■ WHAT THE TASK REQUIRES
Below are entries. Pull out all lines containing "Министерства".

— Begin EXTRACTED DATA —

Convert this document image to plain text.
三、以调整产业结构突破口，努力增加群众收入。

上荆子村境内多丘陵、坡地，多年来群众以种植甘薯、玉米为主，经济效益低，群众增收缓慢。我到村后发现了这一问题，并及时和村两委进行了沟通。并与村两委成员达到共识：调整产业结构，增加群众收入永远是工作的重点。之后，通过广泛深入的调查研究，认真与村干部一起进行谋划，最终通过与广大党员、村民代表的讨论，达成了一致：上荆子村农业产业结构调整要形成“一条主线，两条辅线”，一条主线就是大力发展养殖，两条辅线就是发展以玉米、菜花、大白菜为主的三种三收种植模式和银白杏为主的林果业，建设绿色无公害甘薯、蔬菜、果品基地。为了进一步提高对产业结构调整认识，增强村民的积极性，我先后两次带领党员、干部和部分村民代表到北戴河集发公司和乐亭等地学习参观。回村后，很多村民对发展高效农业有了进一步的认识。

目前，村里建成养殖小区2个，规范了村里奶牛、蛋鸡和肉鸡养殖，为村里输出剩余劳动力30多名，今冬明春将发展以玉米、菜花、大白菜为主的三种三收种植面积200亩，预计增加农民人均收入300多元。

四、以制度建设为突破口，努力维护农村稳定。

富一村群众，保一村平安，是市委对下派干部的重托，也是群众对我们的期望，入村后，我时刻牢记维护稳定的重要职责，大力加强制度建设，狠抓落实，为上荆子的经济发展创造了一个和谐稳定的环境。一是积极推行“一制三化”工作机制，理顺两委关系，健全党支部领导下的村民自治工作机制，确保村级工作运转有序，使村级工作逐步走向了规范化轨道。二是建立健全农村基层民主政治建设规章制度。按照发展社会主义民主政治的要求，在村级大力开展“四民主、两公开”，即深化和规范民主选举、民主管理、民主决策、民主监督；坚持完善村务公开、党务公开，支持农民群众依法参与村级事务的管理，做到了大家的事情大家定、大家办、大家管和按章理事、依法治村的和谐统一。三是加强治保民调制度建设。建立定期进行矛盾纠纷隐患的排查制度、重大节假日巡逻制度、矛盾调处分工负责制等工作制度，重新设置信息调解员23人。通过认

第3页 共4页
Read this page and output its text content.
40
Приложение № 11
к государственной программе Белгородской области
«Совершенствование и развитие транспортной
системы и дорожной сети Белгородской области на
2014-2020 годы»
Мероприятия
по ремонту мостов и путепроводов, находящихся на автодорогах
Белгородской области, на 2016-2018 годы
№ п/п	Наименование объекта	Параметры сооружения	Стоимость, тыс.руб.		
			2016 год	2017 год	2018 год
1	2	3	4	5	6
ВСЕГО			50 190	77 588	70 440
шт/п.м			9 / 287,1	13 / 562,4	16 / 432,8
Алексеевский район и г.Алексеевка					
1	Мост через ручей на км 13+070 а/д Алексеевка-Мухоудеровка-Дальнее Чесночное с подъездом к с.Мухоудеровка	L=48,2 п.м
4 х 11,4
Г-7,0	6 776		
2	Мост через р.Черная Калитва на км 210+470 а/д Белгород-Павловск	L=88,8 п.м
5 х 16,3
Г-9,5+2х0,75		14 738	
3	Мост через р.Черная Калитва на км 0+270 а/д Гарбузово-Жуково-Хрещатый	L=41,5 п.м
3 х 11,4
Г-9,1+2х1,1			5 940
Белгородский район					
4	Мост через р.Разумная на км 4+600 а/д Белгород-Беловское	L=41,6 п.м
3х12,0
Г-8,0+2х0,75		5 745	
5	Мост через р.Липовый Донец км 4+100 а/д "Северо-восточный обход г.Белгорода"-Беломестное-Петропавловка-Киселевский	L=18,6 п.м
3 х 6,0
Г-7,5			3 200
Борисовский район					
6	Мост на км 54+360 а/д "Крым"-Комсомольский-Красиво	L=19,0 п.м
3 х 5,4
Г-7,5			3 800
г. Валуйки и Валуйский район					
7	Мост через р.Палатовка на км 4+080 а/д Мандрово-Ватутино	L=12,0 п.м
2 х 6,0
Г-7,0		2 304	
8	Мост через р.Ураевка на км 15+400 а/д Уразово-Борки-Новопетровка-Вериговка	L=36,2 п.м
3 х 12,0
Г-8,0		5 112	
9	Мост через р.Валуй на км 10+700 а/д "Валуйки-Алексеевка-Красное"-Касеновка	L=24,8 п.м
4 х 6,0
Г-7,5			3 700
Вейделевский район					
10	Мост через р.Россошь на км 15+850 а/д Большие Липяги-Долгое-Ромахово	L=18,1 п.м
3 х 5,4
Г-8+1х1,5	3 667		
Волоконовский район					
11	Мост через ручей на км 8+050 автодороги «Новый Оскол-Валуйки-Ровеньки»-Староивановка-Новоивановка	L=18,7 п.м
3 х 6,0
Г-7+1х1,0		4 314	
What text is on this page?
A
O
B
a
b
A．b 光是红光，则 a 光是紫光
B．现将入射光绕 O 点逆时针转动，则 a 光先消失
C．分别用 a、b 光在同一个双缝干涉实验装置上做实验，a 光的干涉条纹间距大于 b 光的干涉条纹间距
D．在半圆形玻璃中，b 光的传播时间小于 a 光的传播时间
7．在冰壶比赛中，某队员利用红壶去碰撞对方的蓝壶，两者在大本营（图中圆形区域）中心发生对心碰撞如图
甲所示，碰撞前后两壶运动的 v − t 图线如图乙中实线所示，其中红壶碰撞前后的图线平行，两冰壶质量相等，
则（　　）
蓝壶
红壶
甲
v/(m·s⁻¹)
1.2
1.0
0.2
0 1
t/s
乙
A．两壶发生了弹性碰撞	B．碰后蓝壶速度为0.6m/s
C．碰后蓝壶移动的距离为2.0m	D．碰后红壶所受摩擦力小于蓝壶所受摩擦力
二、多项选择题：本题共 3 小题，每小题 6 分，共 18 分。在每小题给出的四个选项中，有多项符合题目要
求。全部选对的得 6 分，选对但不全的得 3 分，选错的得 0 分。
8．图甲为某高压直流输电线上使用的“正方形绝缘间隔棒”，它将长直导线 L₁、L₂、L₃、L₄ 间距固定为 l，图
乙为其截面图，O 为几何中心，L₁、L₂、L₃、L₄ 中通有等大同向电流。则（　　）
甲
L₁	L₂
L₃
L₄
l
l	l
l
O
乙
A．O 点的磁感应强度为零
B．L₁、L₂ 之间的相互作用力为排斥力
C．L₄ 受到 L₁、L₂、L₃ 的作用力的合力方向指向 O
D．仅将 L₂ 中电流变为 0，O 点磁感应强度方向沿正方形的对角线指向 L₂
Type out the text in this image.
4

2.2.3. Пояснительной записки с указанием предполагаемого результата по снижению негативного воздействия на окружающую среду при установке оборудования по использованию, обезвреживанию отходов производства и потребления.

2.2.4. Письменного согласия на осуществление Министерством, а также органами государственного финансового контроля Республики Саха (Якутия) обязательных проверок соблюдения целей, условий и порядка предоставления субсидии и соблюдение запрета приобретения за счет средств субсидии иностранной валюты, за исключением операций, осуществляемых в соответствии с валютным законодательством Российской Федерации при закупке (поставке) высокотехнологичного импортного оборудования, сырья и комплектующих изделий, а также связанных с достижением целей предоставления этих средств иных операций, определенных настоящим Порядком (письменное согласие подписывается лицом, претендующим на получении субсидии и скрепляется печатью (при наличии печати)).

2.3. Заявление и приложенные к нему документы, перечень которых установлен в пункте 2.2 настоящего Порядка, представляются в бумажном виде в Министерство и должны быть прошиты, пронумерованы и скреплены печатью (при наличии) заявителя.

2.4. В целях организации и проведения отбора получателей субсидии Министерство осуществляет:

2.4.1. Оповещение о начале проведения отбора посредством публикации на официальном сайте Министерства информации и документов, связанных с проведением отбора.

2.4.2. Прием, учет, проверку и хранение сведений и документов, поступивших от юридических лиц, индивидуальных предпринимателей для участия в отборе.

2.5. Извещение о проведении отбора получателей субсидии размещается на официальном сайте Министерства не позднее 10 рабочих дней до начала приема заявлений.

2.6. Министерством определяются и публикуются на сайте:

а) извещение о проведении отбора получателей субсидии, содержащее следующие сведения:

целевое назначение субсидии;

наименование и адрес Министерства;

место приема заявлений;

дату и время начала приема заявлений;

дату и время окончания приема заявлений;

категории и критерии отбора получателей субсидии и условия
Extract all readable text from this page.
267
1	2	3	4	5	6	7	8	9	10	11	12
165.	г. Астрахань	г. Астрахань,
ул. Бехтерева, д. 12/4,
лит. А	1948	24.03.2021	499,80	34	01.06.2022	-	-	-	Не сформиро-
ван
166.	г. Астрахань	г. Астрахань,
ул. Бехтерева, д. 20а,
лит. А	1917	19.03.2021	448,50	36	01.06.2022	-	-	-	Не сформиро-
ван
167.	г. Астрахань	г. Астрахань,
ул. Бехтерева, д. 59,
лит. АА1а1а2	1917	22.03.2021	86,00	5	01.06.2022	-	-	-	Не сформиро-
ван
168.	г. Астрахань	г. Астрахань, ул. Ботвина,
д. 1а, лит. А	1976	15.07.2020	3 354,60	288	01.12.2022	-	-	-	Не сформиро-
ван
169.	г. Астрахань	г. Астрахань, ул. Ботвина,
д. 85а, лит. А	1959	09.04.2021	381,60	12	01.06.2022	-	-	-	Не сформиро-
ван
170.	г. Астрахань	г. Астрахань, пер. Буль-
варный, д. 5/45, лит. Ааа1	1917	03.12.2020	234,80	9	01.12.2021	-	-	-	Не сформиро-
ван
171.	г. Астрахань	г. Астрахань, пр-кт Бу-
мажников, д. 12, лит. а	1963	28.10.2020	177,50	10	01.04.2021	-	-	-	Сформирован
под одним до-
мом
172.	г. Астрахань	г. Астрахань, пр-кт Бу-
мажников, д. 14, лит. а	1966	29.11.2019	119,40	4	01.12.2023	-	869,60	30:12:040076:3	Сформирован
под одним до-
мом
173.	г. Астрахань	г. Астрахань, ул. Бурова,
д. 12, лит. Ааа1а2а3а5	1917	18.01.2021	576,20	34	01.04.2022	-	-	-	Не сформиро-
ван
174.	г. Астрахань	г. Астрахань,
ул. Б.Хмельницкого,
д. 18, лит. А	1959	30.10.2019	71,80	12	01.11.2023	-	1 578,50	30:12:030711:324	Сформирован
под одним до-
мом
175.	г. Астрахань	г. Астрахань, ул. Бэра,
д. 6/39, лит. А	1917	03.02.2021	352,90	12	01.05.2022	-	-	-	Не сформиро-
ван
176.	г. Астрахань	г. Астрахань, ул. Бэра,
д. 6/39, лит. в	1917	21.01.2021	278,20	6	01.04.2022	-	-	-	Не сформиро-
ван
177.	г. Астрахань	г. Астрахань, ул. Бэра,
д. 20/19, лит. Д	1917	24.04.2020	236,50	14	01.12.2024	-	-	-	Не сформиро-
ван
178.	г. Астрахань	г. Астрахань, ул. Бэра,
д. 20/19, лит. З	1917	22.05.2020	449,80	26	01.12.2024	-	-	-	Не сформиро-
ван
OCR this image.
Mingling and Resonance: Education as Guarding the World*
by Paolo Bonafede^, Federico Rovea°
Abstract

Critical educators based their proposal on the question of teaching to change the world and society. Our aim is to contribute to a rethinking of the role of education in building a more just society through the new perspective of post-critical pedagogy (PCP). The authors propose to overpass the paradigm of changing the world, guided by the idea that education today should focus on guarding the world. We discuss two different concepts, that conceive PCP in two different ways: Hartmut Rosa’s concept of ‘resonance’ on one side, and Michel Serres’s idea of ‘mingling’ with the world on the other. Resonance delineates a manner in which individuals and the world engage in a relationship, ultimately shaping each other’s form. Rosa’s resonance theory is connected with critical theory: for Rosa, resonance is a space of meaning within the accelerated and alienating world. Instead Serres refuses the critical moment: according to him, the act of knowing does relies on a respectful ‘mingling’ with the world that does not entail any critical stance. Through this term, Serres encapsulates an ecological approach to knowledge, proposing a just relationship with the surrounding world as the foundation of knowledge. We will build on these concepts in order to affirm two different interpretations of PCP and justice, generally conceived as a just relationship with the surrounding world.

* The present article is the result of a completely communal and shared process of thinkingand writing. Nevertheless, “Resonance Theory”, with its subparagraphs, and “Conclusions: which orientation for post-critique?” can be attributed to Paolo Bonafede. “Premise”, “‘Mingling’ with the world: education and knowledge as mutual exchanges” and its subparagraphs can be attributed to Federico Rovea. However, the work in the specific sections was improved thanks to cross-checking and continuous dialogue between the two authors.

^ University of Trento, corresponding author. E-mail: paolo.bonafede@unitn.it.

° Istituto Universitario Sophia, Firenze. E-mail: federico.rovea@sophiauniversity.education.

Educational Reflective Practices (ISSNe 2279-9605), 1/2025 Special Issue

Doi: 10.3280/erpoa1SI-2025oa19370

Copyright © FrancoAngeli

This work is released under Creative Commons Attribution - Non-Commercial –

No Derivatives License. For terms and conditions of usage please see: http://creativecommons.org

— End EXTRACTED DATA —

■ RESULT OF THE EXERCISE
2.4.1. Оповещение о начале проведения отбора посредством публикации на официальном сайте Министерства информации и документов, связанных с проведением отбора.
2.5. Извещение о проведении отбора получателей субсидии размещается на официальном сайте Министерства не позднее 10 рабочих дней до начала приема заявлений.
наименование и адрес Министерства;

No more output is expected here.